__PROVIDED RECORDS__
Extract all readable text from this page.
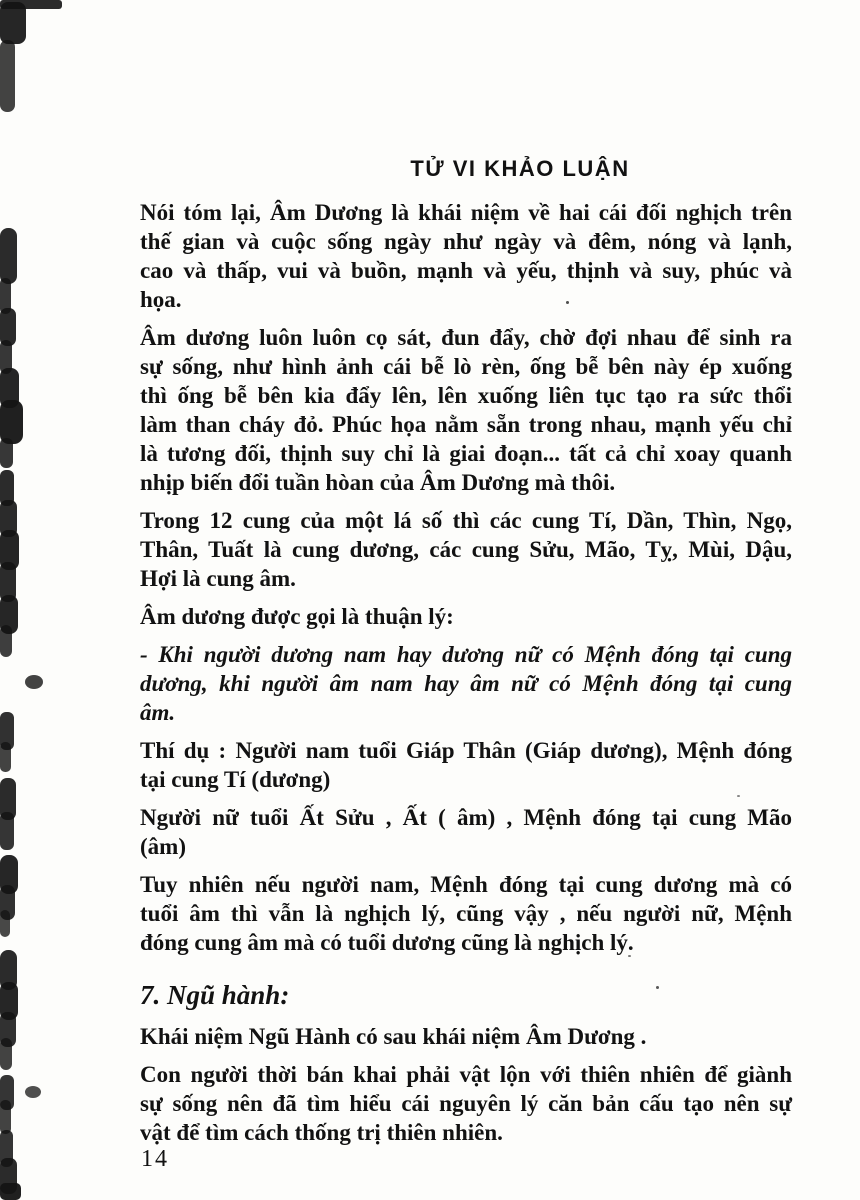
TỬ VI KHẢO LUẬN

Nói tóm lại, Âm Dương là khái niệm về hai cái đối nghịch trên
thế gian và cuộc sống ngày như ngày và đêm, nóng và lạnh,
cao và thấp, vui và buồn, mạnh và yếu, thịnh và suy, phúc và
họa.

Âm dương luôn luôn cọ sát, đun đẩy, chờ đợi nhau để sinh ra
sự sống, như hình ảnh cái bễ lò rèn, ống bễ bên này ép xuống
thì ống bễ bên kia đẩy lên, lên xuống liên tục tạo ra sức thổi
làm than cháy đỏ. Phúc họa nằm sẵn trong nhau, mạnh yếu chỉ
là tương đối, thịnh suy chỉ là giai đoạn... tất cả chỉ xoay quanh
nhịp biến đổi tuần hòan của Âm Dương mà thôi.

Trong 12 cung của một lá số thì các cung Tí, Dần, Thìn, Ngọ,
Thân, Tuất là cung dương, các cung Sửu, Mão, Tỵ, Mùi, Dậu,
Hợi là cung âm.

Âm dương được gọi là thuận lý:

- Khi người dương nam hay dương nữ có Mệnh đóng tại cung
dương, khi người âm nam hay âm nữ có Mệnh đóng tại cung
âm.

Thí dụ : Người nam tuổi Giáp Thân (Giáp dương), Mệnh đóng
tại cung Tí (dương)

Người nữ tuổi Ất Sửu , Ất ( âm) , Mệnh đóng tại cung Mão
(âm)

Tuy nhiên nếu người nam, Mệnh đóng tại cung dương mà có
tuổi âm thì vẫn là nghịch lý, cũng vậy , nếu người nữ, Mệnh
đóng cung âm mà có tuổi dương cũng là nghịch lý.

7. Ngũ hành:

Khái niệm Ngũ Hành có sau khái niệm Âm Dương .

Con người thời bán khai phải vật lộn với thiên nhiên để giành
sự sống nên đã tìm hiểu cái nguyên lý căn bản cấu tạo nên sự
vật để tìm cách thống trị thiên nhiên.

14
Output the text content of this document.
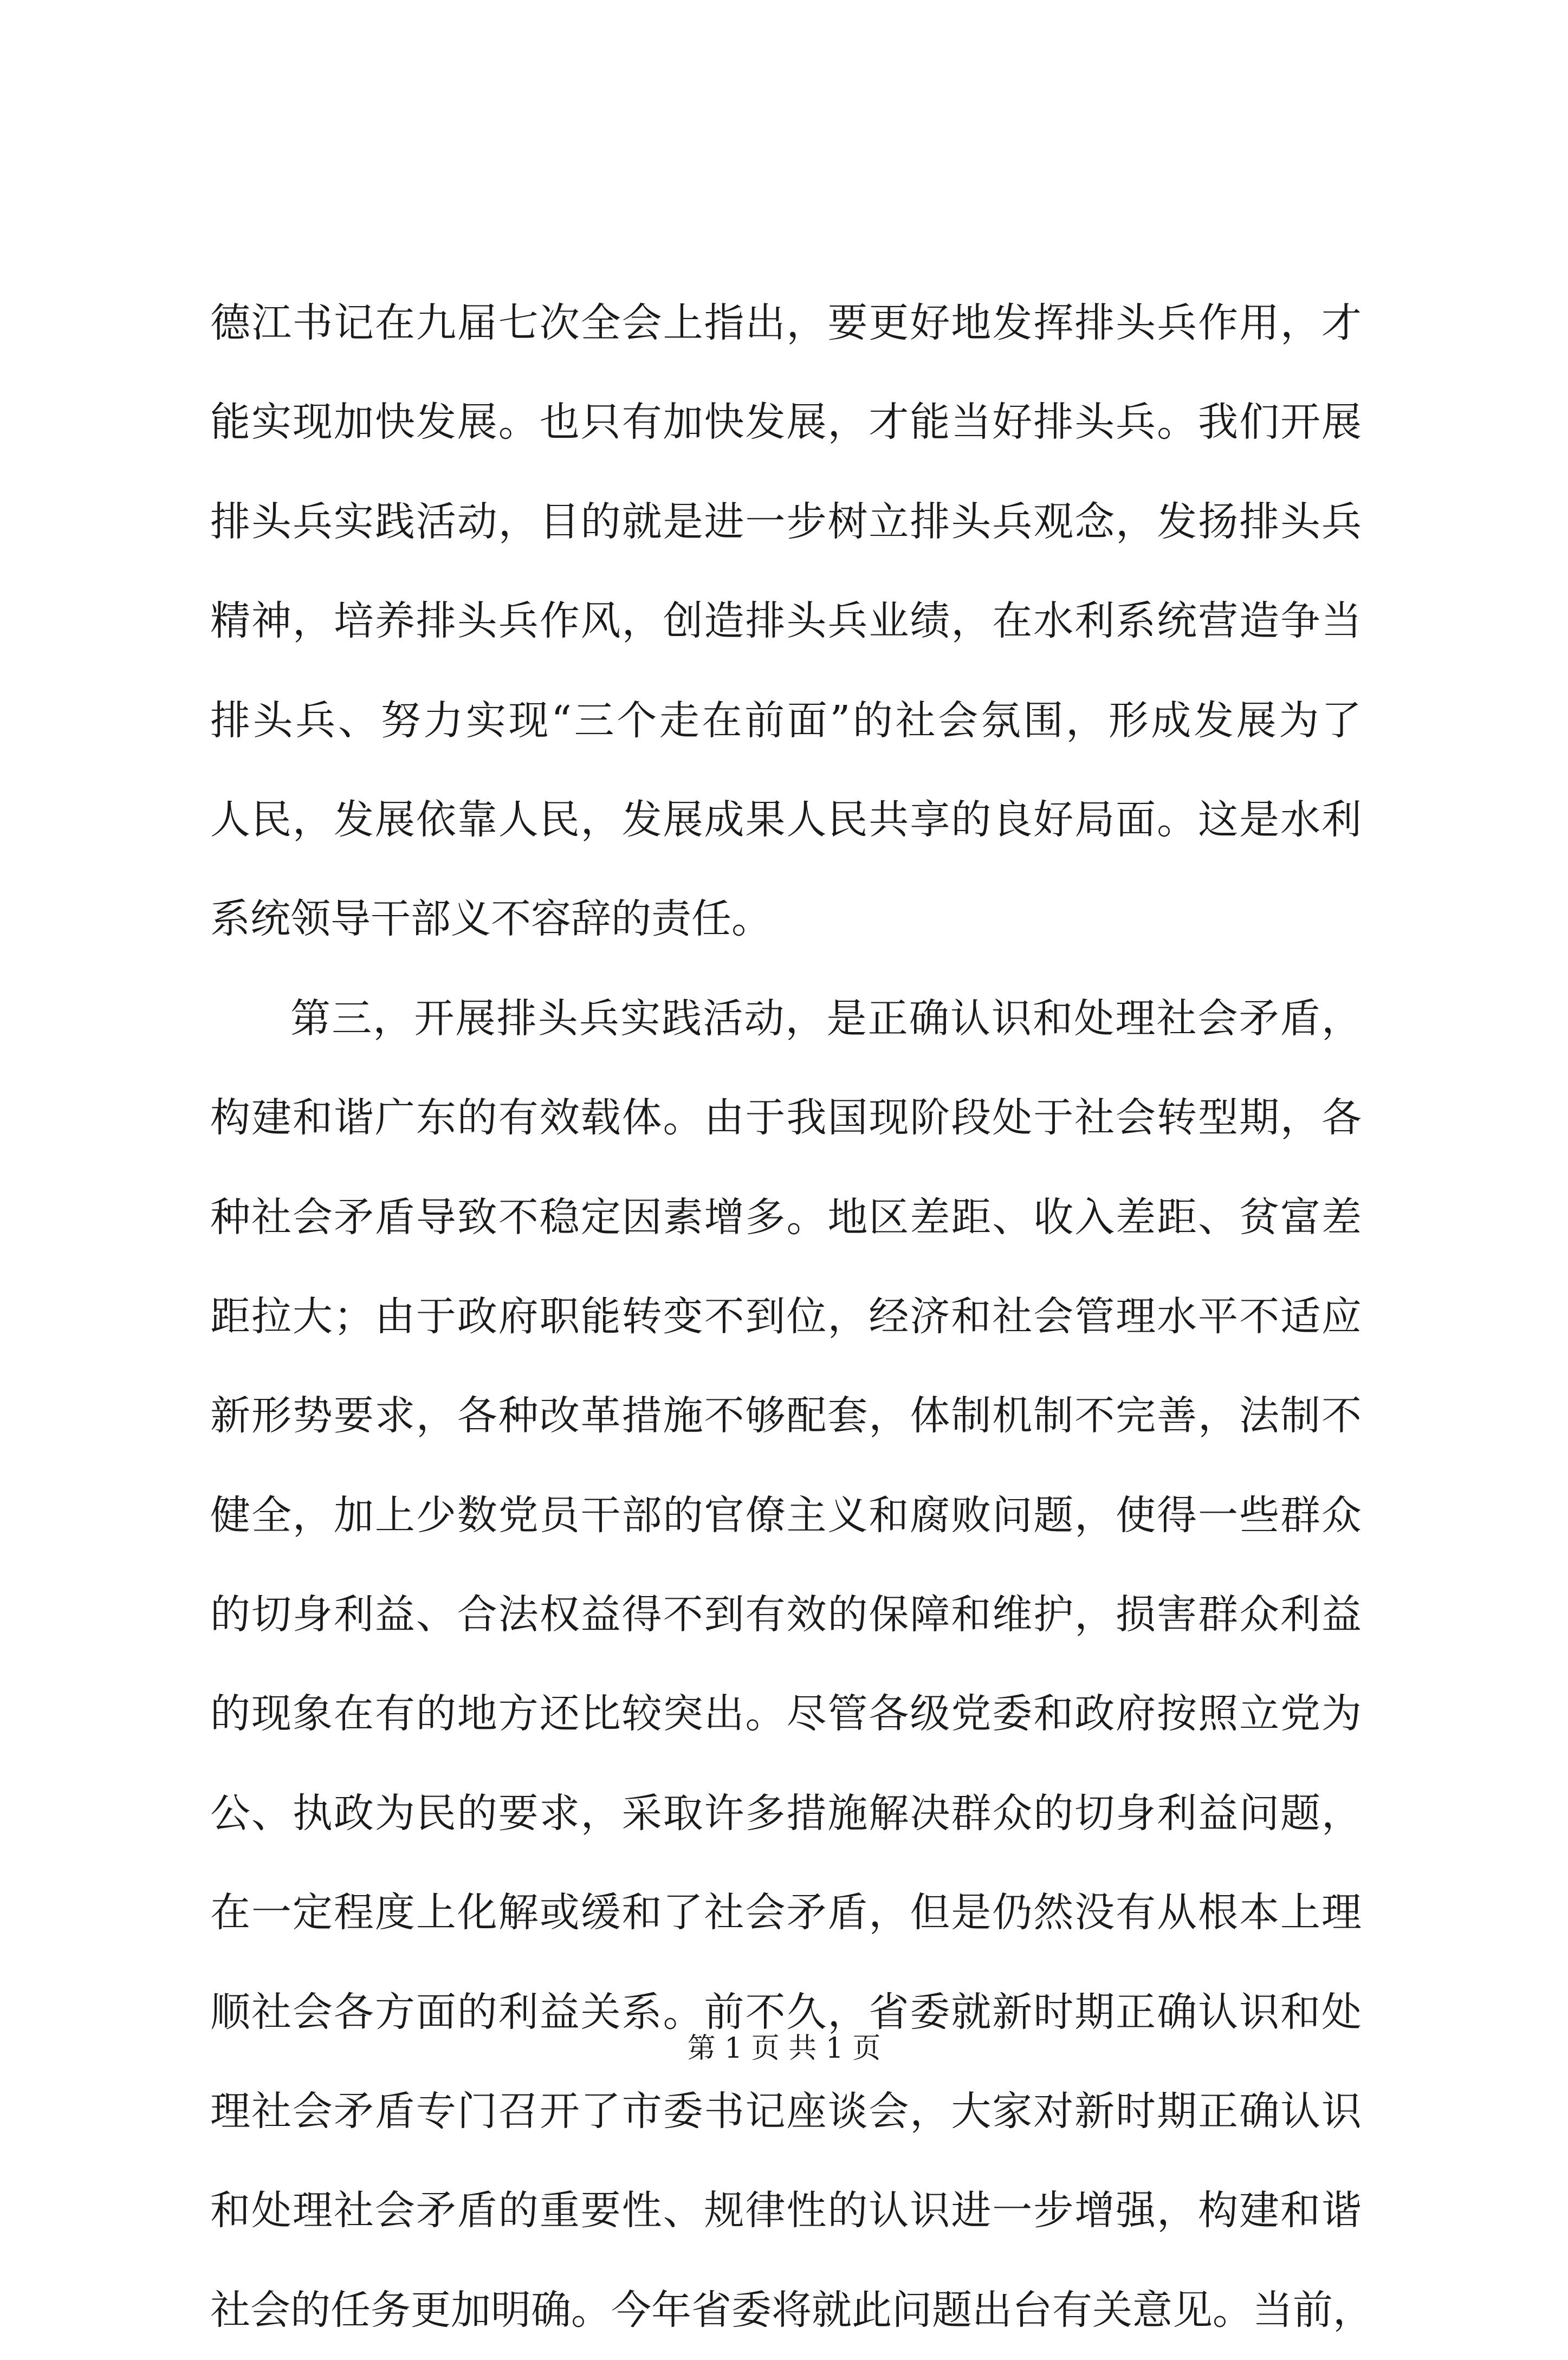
德江书记在九届七次全会上指出，要更好地发挥排头兵作用，才
能实现加快发展。也只有加快发展，才能当好排头兵。我们开展
排头兵实践活动，目的就是进一步树立排头兵观念，发扬排头兵
精神，培养排头兵作风，创造排头兵业绩，在水利系统营造争当
排头兵、努力实现“三个走在前面”的社会氛围，形成发展为了
人民，发展依靠人民，发展成果人民共享的良好局面。这是水利
系统领导干部义不容辞的责任。
第三，开展排头兵实践活动，是正确认识和处理社会矛盾，
构建和谐广东的有效载体。由于我国现阶段处于社会转型期，各
种社会矛盾导致不稳定因素增多。地区差距、收入差距、贫富差
距拉大；由于政府职能转变不到位，经济和社会管理水平不适应
新形势要求，各种改革措施不够配套，体制机制不完善，法制不
健全，加上少数党员干部的官僚主义和腐败问题，使得一些群众
的切身利益、合法权益得不到有效的保障和维护，损害群众利益
的现象在有的地方还比较突出。尽管各级党委和政府按照立党为
公、执政为民的要求，采取许多措施解决群众的切身利益问题，
在一定程度上化解或缓和了社会矛盾，但是仍然没有从根本上理
顺社会各方面的利益关系。前不久，省委就新时期正确认识和处
理社会矛盾专门召开了市委书记座谈会，大家对新时期正确认识
和处理社会矛盾的重要性、规律性的认识进一步增强，构建和谐
社会的任务更加明确。今年省委将就此问题出台有关意见。当前，
第 1 页 共 1 页
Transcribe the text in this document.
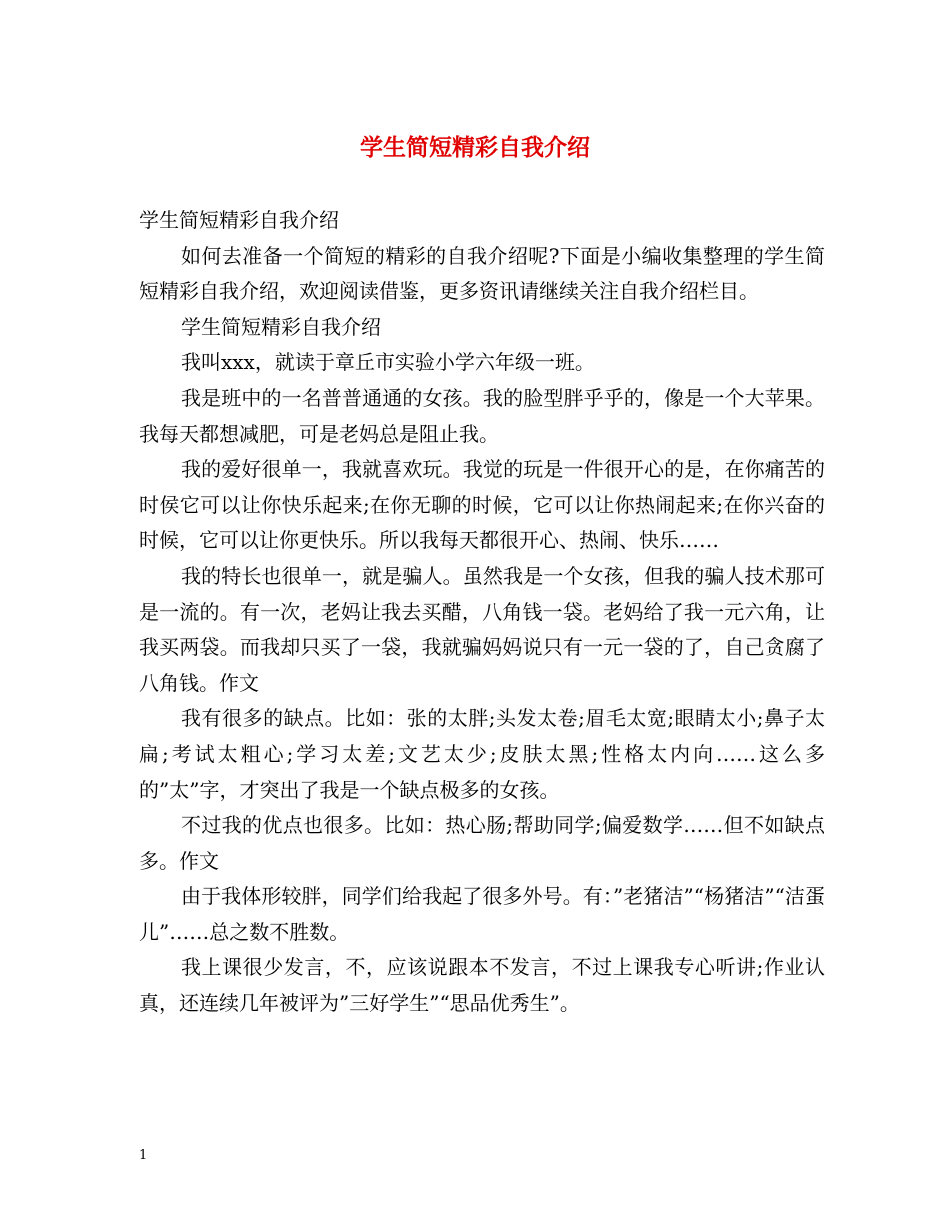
学生简短精彩自我介绍

学生简短精彩自我介绍

如何去准备一个简短的精彩的自我介绍呢?下面是小编收集整理的学生简短精彩自我介绍，欢迎阅读借鉴，更多资讯请继续关注自我介绍栏目。

学生简短精彩自我介绍

我叫xxx，就读于章丘市实验小学六年级一班。

我是班中的一名普普通通的女孩。我的脸型胖乎乎的，像是一个大苹果。我每天都想减肥，可是老妈总是阻止我。

我的爱好很单一，我就喜欢玩。我觉的玩是一件很开心的是，在你痛苦的时侯它可以让你快乐起来;在你无聊的时候，它可以让你热闹起来;在你兴奋的时候，它可以让你更快乐。所以我每天都很开心、热闹、快乐……

我的特长也很单一，就是骗人。虽然我是一个女孩，但我的骗人技术那可是一流的。有一次，老妈让我去买醋，八角钱一袋。老妈给了我一元六角，让我买两袋。而我却只买了一袋，我就骗妈妈说只有一元一袋的了，自己贪腐了八角钱。作文

我有很多的缺点。比如：张的太胖;头发太卷;眉毛太宽;眼睛太小;鼻子太扁;考试太粗心;学习太差;文艺太少;皮肤太黑;性格太内向……这么多的”太”字，才突出了我是一个缺点极多的女孩。

不过我的优点也很多。比如：热心肠;帮助同学;偏爱数学……但不如缺点多。作文

由于我体形较胖，同学们给我起了很多外号。有：”老猪洁”“杨猪洁”“洁蛋儿”……总之数不胜数。

我上课很少发言，不，应该说跟本不发言，不过上课我专心听讲;作业认真，还连续几年被评为”三好学生”“思品优秀生”。

1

__AIM OF THE EXERCISE__
Calculate how many lines of the material include the string "thịnh", and state that number by itself.

__SOLUTION TO THIS EXERCISE__
2